▶ RECORD EXTRACTS
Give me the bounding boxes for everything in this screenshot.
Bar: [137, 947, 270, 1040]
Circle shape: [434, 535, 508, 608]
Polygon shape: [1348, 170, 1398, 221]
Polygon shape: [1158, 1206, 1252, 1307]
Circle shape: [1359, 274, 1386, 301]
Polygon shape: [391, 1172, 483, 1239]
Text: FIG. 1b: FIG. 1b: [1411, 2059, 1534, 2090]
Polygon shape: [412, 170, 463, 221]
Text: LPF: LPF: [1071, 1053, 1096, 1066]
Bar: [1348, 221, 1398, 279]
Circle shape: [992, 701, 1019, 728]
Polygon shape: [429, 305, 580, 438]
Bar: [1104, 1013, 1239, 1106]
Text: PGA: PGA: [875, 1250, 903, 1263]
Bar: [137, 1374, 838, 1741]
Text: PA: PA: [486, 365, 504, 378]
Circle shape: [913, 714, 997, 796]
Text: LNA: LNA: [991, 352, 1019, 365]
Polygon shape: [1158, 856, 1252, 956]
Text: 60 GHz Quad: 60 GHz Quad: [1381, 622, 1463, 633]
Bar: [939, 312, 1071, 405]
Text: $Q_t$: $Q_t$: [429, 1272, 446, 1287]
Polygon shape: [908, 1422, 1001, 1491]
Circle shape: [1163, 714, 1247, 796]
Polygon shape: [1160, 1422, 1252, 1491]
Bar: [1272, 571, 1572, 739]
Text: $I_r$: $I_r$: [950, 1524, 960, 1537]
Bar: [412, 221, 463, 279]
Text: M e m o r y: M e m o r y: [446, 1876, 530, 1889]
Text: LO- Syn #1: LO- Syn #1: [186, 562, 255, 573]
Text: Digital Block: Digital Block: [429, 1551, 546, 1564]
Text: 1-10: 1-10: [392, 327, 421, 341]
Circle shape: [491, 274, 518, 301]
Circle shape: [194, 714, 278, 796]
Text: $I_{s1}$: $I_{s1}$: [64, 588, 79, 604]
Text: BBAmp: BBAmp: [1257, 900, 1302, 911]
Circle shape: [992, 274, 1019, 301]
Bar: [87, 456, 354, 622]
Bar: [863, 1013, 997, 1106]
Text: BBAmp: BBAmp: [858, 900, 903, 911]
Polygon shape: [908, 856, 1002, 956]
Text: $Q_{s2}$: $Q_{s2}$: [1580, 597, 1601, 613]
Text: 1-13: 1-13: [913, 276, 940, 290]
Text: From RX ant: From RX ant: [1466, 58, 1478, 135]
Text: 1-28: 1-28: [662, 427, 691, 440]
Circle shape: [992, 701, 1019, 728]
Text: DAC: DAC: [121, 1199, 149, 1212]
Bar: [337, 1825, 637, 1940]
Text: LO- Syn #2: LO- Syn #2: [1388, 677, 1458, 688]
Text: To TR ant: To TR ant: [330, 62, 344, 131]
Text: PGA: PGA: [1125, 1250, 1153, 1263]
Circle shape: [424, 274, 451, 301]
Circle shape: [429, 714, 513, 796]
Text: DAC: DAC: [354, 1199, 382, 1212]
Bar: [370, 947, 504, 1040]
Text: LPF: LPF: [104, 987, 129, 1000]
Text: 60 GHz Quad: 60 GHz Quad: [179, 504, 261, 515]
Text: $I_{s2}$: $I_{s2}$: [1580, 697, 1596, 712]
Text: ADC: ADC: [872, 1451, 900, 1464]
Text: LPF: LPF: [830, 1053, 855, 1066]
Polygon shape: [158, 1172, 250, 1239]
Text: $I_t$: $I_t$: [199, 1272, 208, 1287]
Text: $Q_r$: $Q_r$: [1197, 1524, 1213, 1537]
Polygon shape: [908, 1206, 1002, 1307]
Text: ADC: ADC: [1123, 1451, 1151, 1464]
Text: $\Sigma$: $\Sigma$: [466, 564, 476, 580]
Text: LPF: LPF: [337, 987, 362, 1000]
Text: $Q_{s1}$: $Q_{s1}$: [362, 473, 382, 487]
--
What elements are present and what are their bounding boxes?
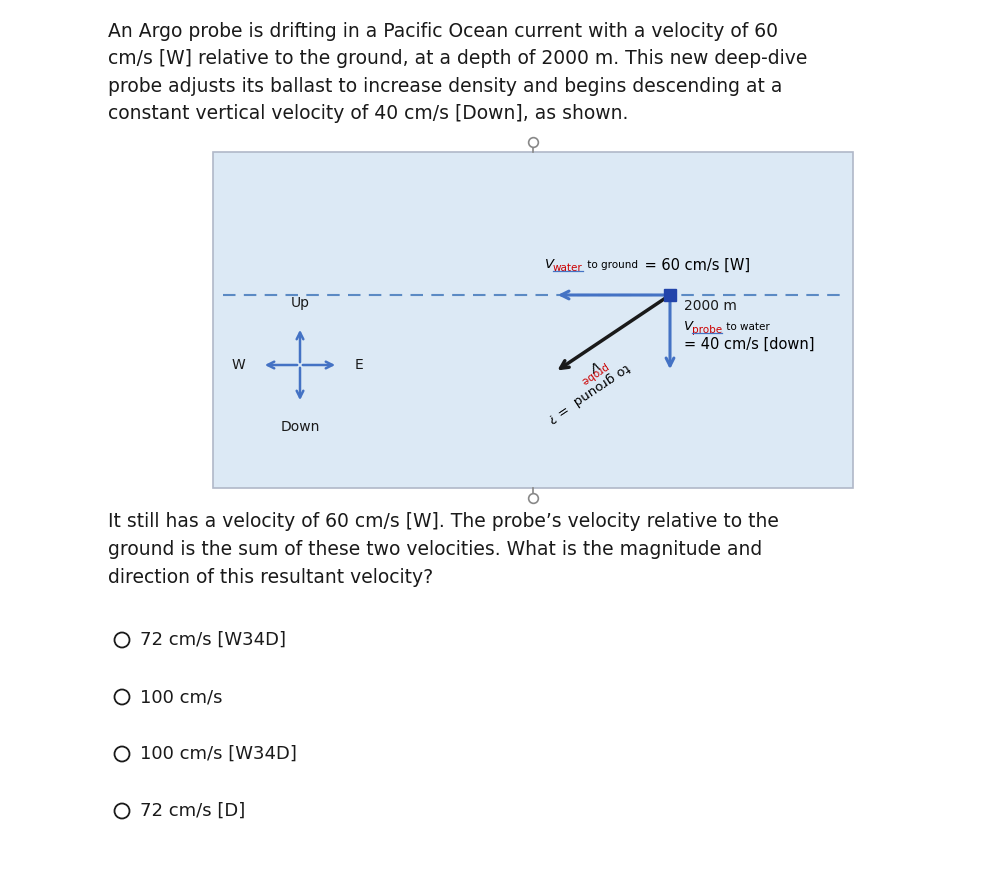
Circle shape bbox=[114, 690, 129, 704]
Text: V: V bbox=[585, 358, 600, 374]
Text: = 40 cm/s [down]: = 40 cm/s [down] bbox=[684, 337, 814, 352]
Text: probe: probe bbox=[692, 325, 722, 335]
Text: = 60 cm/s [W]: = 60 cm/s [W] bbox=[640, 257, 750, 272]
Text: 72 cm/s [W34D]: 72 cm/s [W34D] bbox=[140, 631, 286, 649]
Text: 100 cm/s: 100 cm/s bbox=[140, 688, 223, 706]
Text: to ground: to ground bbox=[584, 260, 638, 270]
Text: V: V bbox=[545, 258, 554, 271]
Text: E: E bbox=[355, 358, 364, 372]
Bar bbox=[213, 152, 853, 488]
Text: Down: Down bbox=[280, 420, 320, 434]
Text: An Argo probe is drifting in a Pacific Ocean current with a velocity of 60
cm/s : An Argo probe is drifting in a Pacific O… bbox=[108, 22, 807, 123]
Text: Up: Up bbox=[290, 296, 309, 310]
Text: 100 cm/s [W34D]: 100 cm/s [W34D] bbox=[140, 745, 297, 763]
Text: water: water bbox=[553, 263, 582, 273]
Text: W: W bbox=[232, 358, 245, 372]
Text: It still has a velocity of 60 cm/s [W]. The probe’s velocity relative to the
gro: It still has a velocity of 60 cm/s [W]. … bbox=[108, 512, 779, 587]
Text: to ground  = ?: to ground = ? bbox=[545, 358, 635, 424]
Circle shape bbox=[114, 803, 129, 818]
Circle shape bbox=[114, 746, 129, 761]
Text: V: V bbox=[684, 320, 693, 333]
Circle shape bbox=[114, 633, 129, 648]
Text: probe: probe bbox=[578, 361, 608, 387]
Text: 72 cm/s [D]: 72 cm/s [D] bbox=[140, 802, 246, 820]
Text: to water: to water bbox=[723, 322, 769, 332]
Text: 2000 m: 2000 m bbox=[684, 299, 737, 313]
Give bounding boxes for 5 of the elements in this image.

▶ GOAL
Format the records from the line with "What elements are" up to and including the line with "Give bounding boxes" as a numbered list, skipping any blank lines and leaving out the pictures.

▶ FINAL RESULT
1. What elements are present and what are their bounding boxes?
2. Circle shape bbox=[114, 690, 129, 704]
3. Text: V: V bbox=[585, 358, 600, 374]
4. Text: = 40 cm/s [down]: = 40 cm/s [down] bbox=[684, 337, 814, 352]
5. Text: probe: probe bbox=[692, 325, 722, 335]
6. Text: = 60 cm/s [W]: = 60 cm/s [W] bbox=[640, 257, 750, 272]
7. Text: 72 cm/s [W34D]: 72 cm/s [W34D] bbox=[140, 631, 286, 649]
8. Text: 100 cm/s: 100 cm/s bbox=[140, 688, 223, 706]
9. Text: to ground: to ground bbox=[584, 260, 638, 270]
10. Text: V: V bbox=[545, 258, 554, 271]
11. Text: E: E bbox=[355, 358, 364, 372]
12. Bar bbox=[213, 152, 853, 488]
13. Text: Down: Down bbox=[280, 420, 320, 434]
14. Text: An Argo probe is drifting in a Pacific Ocean current with a velocity of 60
15. cm/s : An Argo probe is drifting in a Pacific O… bbox=[108, 22, 807, 123]
16. Text: Up: Up bbox=[290, 296, 309, 310]
17. Text: 100 cm/s [W34D]: 100 cm/s [W34D] bbox=[140, 745, 297, 763]
18. Text: water: water bbox=[553, 263, 582, 273]
19. Text: W: W bbox=[232, 358, 245, 372]
20. Text: It still has a velocity of 60 cm/s [W]. The probe’s velocity relative to the
21. gro: It still has a velocity of 60 cm/s [W]. … bbox=[108, 512, 779, 587]
22. Text: to ground  = ?: to ground = ? bbox=[545, 358, 635, 424]
23. Circle shape bbox=[114, 803, 129, 818]
24. Circle shape bbox=[114, 746, 129, 761]
25. Text: V: V bbox=[684, 320, 693, 333]
26. Circle shape bbox=[114, 633, 129, 648]
27. Text: probe: probe bbox=[578, 361, 608, 387]
28. Text: 72 cm/s [D]: 72 cm/s [D] bbox=[140, 802, 246, 820]
29. Text: to water: to water bbox=[723, 322, 769, 332]
30. Text: 2000 m: 2000 m bbox=[684, 299, 737, 313]
31. Give bounding boxes for 5 of the elements in this image.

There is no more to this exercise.